What is asked. In the HDFS passage, how long must the NameNode go without a heartbeat from a DataNode before marking it as dead?

Passage to read.
%%

Click to expand code...

Write Flow

1. Client: "Write file.txt (300MB)"
   
2. Client asks NameNode: "Where should I write?"
   
3. NameNode responds:
   Block 0 → Write to [DN1, DN2, DN3] (pipeline)
   Block 1 → Write to [DN4, DN5, DN6]
   Block 2 → Write to [DN7, DN8, DN9]
   
4. Client writes Block 0:
   Client → DN1 → DN2 → DN3 (replication pipeline)
   
5. After all blocks written:
   Client → NameNode: "Commit writes"
   NameNode updates metadata

Click to expand code...

Replication Pipeline:

python

def write_block_with_replication(client_data, datanodes):
    """
    Write block with pipelined replication
    
    Flow:
    Client → DN1 → DN2 → DN3
             ↓     ↓     ↓
           disk  disk  disk
    """
    
    # Client sends to first DataNode
    pipeline = create_pipeline(datanodes)
    
    # DN1 receives, writes to disk, forwards to DN2
    # DN2 receives, writes to disk, forwards to DN3
    # DN3 receives, writes to disk, sends ACK
    
    # ACKs propagate back:
    # DN3 → DN2 → DN1 → Client
    
    send_to_datanode(datanodes[0], client_data, pipeline)
    
    # Wait for ACK from entire pipeline
    return wait_for_ack()

Click to expand code...

Fault Tolerance

1. DataNode Failure

Scenario: DN2 fails (disk crash)

NameNode detects:
  - No heartbeat from DN2 for 10 minutes
  - Marks DN2 as dead
  
Re-replication:
  - Finds under-replicated blocks
  - Block X had replicas on [DN1, DN2, DN5]
  - Now only [DN1, DN5] available
  - Instructs DN1 to replicate to DN8
  - Replication factor restored to 3

Click to expand code...

2. NameNode Failure

Problem: NameNode is SPOF (Single Point of Failure)

Solutions:

A. Standby NameNode (HDFS HA)

Active NameNode ←→ Shared Edit Log ←→ Standby NameNode
                      (ZooKeeper)

Failover:
1. Active NameNode crashes
2. ZooKeeper detects failure
3. Standby promoted to Active
4. Standby reads shared edit log
5. Standby becomes new Active
Downtime: ~30 seconds

Click to expand code...

B. Metadata Backup

python

class NameNode:
    def checkpoint_metadata(self):
        """Save metadata to disk periodically"""
        fsimage = {
            "namespace": self.namespace_tree,
            "block_map": self.block_locations,
            "replication_queues": self.replication_work
        }
        
        with open("/hdfs/fsimage", "wb") as f:
            pickle.dump(fsimage, f)
        
        # Also save edit log
        self.edit_log.flush()
    
    def recover_from_crash(self):
        """Recover from last checkpoint"""
        # Load fsimage
        with open("/hdfs/fsimage", "rb") as f:
            state = pickle.load(f)
        
        # Replay edit log since checkpoint
        self.replay_edit_log()
        
        # Wait for DataNodes to re-register
        self.wait_for_datanodes()

Click to expand code...

HDFS vs GFS

Feature	HDFS	GFS (Google)
Block Size	128MB default	64MB default
Replication	3x default	3x default
Master	NameNode	Master
Workers	DataNodes	Chunkservers
Language	Java	C++
Open Source	Yes	No (design public)

%%

Data lines.
%%

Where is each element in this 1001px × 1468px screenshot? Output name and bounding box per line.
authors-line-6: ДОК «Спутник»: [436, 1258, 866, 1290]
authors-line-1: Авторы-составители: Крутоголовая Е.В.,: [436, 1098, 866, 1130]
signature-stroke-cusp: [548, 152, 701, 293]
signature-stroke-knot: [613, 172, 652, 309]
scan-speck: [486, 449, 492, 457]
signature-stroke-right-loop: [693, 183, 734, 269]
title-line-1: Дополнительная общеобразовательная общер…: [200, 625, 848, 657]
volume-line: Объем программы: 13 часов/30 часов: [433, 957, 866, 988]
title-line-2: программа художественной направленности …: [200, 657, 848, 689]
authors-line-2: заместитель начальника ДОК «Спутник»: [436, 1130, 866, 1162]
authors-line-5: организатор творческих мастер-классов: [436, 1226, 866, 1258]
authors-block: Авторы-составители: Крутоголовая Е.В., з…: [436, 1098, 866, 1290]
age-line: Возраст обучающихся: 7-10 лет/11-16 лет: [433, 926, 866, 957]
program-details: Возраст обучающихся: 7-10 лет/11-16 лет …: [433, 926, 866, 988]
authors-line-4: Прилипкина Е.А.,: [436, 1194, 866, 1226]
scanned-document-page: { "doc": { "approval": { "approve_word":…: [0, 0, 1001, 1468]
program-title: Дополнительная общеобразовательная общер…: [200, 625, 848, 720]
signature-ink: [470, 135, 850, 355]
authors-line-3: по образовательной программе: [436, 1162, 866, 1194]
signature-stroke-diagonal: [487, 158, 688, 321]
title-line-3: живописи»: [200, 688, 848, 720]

%%

Answer to this task. 10 minutes